* Set problem: Among the records below, find each line that includes the string "detection" and copy it.

* Given records:
╔══

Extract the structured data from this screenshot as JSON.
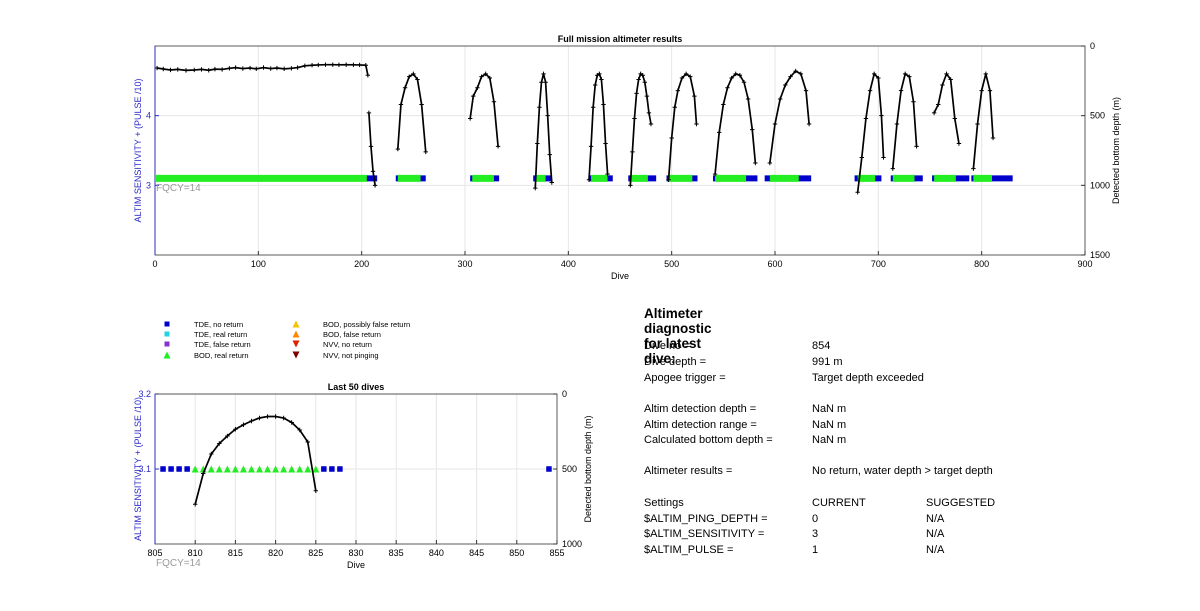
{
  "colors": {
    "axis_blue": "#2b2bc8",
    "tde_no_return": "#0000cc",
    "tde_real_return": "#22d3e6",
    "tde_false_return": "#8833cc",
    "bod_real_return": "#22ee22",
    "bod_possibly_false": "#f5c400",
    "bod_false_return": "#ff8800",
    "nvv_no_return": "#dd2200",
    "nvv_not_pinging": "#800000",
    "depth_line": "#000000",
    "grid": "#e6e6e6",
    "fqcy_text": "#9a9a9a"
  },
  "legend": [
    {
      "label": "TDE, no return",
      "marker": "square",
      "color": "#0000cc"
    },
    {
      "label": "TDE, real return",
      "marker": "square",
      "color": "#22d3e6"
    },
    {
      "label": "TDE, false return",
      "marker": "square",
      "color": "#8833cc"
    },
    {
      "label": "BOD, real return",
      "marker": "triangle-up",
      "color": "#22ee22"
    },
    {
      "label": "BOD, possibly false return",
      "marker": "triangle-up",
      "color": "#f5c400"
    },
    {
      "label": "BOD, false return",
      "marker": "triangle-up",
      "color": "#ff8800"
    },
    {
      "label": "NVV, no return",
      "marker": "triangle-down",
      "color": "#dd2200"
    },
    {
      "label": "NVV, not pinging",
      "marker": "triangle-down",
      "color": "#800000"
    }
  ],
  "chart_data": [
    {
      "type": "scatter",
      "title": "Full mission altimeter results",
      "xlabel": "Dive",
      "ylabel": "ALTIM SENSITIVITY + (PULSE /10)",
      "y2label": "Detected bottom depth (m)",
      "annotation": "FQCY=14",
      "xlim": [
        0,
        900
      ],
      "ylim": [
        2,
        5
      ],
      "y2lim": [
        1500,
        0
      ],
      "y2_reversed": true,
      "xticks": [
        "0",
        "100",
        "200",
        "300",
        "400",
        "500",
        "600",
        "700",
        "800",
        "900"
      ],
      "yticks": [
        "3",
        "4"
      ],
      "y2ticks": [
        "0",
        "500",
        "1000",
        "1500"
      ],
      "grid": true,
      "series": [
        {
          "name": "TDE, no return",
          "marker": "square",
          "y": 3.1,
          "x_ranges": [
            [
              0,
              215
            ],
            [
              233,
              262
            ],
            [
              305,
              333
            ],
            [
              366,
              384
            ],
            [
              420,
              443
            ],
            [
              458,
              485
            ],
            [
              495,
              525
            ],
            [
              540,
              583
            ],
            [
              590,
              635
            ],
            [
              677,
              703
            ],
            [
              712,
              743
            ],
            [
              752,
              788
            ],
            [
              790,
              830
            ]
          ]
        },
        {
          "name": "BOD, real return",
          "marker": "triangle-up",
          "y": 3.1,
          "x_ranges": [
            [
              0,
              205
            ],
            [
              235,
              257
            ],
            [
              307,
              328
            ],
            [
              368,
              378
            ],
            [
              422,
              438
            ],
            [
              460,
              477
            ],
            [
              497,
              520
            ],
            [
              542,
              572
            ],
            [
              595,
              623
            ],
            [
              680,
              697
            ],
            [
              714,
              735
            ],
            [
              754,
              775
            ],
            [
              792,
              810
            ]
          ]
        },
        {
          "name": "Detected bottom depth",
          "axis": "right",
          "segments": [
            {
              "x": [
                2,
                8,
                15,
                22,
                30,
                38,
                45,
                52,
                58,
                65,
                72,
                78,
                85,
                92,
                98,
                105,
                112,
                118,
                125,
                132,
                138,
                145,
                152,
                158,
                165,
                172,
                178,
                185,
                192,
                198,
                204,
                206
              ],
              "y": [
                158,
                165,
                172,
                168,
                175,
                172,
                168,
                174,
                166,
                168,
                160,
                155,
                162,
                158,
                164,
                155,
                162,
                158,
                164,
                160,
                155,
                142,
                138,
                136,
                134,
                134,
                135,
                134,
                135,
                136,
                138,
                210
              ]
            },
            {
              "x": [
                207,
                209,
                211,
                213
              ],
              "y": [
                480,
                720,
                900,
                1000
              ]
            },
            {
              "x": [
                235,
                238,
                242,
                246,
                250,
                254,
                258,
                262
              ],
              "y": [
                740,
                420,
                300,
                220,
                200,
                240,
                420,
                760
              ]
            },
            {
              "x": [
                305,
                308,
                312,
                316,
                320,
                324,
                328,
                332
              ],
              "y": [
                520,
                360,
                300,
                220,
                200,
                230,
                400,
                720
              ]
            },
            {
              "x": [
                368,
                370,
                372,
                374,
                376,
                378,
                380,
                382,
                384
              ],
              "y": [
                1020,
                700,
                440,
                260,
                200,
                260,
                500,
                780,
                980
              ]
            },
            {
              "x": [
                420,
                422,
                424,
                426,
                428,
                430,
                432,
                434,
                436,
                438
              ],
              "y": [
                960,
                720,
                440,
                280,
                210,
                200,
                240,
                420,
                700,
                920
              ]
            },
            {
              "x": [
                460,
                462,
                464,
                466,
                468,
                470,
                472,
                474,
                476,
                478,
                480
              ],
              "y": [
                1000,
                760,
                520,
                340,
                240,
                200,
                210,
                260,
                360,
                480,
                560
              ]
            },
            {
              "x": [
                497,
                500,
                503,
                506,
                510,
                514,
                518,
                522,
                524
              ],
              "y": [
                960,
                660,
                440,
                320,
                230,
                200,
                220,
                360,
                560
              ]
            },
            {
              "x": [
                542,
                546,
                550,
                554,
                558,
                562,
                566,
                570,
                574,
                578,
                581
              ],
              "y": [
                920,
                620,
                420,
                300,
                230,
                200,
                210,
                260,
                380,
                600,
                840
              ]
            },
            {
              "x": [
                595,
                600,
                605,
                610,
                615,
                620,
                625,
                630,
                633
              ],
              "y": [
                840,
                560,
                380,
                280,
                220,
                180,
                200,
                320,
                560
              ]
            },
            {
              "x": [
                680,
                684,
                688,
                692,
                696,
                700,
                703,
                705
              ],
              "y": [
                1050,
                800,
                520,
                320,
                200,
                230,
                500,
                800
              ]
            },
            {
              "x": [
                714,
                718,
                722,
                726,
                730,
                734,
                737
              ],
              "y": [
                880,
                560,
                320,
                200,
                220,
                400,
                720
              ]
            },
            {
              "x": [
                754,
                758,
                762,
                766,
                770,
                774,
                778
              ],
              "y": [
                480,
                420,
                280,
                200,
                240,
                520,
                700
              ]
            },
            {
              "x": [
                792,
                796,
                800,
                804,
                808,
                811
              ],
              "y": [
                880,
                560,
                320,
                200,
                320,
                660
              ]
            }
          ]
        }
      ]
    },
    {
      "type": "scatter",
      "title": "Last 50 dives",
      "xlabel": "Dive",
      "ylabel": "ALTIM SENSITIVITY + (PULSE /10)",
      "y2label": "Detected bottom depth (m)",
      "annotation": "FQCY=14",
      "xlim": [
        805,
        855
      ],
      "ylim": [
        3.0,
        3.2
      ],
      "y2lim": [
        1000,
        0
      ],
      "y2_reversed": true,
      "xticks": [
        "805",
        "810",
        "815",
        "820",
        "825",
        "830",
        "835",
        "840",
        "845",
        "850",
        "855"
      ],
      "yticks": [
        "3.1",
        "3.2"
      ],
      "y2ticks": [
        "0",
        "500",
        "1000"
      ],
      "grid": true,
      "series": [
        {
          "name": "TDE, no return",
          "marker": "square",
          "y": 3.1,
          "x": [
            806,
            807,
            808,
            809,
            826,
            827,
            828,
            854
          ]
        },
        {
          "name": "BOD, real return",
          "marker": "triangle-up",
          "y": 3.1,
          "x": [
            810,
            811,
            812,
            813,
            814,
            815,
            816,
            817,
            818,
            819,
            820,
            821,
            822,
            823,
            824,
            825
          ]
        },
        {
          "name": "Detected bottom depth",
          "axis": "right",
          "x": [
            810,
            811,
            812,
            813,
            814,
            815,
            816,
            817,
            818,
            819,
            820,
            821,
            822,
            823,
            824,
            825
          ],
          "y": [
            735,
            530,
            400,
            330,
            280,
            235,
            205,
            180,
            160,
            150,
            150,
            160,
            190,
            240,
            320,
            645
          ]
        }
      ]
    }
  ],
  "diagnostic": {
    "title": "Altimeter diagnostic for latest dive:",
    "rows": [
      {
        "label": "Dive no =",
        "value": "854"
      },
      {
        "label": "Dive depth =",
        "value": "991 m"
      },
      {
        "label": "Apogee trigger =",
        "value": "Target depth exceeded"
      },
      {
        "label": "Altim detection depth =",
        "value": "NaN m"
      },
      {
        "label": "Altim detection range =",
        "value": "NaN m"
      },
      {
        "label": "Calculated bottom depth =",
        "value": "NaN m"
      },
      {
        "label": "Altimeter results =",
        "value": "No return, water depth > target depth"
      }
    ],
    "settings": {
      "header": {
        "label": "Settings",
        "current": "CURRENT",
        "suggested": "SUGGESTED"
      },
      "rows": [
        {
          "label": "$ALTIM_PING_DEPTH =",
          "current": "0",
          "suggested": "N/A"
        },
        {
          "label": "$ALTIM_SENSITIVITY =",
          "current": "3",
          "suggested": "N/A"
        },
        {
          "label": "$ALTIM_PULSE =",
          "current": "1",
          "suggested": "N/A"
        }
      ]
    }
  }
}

╚══
╔══

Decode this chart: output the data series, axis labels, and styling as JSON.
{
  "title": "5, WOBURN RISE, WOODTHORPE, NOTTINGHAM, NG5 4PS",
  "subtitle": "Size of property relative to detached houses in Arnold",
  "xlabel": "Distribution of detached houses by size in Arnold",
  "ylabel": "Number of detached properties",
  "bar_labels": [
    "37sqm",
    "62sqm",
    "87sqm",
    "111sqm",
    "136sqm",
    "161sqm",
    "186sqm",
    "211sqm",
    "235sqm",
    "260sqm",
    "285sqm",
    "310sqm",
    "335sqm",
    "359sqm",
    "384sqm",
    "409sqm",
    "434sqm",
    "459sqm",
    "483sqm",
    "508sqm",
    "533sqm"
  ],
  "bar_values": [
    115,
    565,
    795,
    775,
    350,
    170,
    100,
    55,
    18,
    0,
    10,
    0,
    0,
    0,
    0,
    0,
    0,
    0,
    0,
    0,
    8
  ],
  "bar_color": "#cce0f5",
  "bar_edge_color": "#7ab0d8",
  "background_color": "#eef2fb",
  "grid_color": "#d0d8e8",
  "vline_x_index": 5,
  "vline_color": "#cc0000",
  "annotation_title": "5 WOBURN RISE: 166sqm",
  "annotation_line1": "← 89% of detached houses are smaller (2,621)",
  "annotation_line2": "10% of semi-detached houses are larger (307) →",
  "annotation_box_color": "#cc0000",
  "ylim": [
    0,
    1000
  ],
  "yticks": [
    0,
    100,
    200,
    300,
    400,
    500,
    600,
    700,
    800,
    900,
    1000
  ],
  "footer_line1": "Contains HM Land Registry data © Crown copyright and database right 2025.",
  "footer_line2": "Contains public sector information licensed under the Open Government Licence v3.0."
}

╚══
╔══

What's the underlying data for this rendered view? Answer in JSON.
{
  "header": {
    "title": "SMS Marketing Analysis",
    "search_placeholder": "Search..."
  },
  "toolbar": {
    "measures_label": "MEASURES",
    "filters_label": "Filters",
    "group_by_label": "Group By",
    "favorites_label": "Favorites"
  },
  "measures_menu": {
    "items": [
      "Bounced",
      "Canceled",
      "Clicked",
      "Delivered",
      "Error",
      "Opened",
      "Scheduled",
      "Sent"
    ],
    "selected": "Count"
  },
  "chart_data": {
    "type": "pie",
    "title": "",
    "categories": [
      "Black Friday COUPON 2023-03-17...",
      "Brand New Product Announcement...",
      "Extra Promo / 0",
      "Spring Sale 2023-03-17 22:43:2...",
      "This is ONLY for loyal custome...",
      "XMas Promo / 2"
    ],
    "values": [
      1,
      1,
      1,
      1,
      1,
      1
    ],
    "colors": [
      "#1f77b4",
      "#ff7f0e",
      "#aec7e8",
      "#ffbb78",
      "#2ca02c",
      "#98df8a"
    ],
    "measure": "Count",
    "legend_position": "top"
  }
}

╚══

* Right answer:
        "label": "Altim detection depth =",
        "label": "Altim detection range =",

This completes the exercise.